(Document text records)
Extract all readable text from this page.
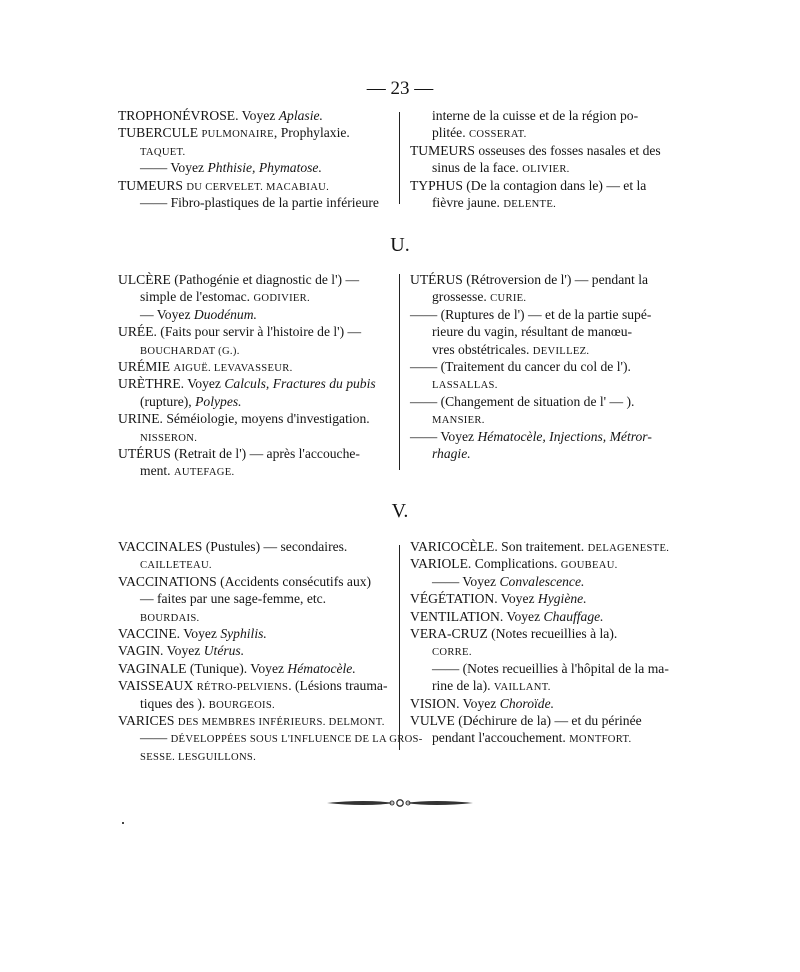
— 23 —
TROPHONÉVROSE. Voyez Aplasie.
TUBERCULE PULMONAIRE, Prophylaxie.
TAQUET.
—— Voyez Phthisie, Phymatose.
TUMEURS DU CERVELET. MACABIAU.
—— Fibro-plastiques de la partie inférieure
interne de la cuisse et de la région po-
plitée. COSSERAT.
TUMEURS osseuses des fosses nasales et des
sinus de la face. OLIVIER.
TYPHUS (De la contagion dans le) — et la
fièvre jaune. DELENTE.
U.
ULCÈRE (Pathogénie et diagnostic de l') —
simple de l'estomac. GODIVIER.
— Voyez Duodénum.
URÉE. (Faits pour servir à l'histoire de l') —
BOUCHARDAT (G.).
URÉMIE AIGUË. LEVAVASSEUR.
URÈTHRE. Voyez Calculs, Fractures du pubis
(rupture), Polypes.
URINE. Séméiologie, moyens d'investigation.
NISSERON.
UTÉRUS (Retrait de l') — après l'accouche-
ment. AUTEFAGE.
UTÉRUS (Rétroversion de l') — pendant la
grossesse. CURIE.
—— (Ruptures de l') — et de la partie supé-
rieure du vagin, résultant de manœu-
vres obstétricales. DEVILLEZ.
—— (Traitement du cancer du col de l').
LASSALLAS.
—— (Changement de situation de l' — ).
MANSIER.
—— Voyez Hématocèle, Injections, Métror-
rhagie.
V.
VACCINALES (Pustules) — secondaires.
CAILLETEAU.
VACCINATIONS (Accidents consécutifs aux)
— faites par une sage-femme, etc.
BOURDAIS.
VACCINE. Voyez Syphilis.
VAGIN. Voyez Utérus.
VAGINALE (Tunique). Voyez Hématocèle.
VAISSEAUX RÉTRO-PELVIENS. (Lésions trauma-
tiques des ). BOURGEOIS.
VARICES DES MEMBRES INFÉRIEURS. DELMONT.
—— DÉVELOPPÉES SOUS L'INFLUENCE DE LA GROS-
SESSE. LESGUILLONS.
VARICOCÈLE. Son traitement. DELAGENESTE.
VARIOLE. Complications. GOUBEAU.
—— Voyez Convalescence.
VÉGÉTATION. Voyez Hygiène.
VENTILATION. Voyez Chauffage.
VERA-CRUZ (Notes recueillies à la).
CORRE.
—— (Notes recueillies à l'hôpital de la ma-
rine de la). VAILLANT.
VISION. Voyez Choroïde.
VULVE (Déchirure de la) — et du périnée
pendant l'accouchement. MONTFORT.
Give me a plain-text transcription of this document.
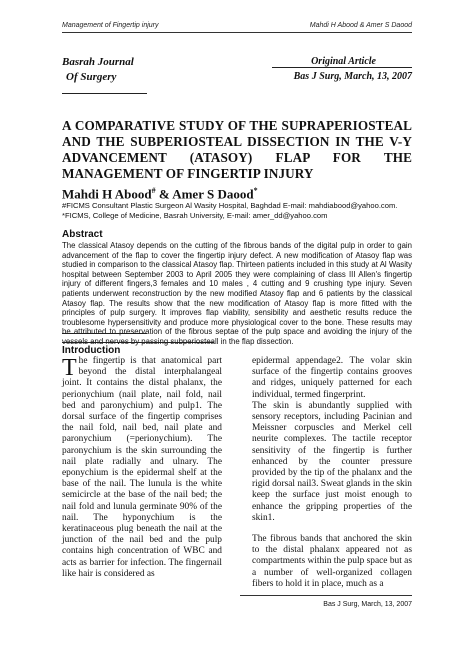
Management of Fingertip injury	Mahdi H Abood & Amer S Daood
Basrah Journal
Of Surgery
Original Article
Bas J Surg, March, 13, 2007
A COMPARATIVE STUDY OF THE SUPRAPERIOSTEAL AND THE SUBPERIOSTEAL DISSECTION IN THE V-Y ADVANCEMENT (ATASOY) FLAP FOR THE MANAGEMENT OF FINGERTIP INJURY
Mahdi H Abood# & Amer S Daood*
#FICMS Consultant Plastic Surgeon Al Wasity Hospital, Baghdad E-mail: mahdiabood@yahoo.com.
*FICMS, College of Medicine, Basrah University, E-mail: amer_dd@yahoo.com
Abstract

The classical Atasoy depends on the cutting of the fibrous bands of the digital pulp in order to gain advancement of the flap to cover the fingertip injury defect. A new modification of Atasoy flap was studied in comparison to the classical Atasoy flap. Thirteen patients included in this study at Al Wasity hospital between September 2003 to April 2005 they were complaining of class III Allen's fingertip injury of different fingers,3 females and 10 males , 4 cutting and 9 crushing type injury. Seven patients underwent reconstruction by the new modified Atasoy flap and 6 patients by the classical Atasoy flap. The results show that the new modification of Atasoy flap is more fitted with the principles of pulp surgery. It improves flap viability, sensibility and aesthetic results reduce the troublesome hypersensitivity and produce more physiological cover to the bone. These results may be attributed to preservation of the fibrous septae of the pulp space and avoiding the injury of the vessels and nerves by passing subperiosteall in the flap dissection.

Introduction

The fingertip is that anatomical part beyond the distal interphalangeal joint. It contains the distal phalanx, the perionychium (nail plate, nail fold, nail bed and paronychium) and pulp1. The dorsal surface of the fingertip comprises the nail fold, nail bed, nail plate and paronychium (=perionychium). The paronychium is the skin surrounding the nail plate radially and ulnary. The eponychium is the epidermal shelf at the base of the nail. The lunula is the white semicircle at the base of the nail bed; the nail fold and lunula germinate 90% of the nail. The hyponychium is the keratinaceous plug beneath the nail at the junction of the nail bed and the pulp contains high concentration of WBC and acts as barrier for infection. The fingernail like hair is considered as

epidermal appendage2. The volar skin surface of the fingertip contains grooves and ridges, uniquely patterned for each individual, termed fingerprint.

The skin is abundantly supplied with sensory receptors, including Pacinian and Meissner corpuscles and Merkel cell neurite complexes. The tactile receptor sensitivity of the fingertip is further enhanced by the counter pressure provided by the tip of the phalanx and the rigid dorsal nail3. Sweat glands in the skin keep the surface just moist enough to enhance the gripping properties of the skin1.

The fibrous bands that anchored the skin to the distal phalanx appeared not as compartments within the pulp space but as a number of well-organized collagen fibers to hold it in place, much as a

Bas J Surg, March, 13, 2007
...
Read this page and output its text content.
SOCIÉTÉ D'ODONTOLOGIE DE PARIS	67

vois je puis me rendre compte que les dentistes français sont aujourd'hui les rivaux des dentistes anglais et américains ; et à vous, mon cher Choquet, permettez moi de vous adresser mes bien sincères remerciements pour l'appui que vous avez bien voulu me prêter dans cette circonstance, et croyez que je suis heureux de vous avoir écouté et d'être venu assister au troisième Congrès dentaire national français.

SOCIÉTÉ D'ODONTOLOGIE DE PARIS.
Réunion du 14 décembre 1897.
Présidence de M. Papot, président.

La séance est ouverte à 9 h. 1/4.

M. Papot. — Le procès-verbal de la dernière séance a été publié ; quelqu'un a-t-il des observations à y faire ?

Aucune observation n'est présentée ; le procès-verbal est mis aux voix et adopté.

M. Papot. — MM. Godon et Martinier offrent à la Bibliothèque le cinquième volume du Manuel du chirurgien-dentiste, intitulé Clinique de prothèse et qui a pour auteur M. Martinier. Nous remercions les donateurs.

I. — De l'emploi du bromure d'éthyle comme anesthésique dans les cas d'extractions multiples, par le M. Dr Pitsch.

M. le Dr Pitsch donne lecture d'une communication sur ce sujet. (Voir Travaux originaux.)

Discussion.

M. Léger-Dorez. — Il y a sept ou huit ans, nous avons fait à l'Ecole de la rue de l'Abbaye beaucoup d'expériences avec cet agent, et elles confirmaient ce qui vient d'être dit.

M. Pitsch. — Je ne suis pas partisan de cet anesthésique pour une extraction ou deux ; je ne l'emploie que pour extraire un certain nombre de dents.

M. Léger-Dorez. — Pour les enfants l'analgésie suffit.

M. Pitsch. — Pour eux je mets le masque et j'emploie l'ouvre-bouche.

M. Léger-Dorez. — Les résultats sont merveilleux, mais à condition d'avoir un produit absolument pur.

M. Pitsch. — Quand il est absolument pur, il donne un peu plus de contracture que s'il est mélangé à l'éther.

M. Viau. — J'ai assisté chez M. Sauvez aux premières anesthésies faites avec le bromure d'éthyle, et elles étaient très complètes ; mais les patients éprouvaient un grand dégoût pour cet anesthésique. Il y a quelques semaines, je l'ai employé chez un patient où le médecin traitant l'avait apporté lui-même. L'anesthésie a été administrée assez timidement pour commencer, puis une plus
...
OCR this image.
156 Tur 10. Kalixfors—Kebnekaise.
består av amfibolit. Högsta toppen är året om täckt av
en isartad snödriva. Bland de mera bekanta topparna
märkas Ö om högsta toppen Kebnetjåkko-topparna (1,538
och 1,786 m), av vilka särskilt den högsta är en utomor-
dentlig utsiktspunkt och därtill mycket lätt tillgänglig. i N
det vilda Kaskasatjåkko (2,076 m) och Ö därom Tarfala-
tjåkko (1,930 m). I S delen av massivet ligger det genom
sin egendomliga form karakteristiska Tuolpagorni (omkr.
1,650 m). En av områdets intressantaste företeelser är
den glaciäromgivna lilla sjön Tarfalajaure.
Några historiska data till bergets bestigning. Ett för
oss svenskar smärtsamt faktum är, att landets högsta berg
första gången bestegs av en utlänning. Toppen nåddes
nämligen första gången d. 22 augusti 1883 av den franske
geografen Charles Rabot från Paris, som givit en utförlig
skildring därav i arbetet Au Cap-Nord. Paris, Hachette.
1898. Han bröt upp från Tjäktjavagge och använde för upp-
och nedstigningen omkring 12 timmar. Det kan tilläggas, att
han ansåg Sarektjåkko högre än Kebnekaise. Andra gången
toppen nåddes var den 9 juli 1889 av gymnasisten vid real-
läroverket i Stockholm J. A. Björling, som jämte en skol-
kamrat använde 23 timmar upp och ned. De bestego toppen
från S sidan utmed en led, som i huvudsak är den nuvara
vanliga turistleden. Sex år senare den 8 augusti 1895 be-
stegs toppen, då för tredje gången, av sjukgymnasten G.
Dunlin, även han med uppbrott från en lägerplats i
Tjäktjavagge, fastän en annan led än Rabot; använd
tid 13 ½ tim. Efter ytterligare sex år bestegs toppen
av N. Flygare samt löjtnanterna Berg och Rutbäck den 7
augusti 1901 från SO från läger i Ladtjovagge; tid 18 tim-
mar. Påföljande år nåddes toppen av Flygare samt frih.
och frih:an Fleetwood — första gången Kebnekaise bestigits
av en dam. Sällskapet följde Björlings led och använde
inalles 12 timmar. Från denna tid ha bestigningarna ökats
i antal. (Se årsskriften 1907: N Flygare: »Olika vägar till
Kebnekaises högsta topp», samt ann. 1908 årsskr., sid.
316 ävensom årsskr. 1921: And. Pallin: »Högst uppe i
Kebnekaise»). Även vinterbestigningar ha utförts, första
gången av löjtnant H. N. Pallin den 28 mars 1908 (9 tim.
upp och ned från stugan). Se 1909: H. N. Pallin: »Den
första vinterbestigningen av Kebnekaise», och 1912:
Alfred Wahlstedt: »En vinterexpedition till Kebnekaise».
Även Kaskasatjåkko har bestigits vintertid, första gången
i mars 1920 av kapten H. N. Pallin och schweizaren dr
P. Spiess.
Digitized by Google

▸ **Task**: For every line above with the word "bestigits" in it, make a copy.

▸ **Your response**:
och frih:an Fleetwood — första gången Kebnekaise bestigits
Även Kaskasatjåkko har bestigits vintertid, första gången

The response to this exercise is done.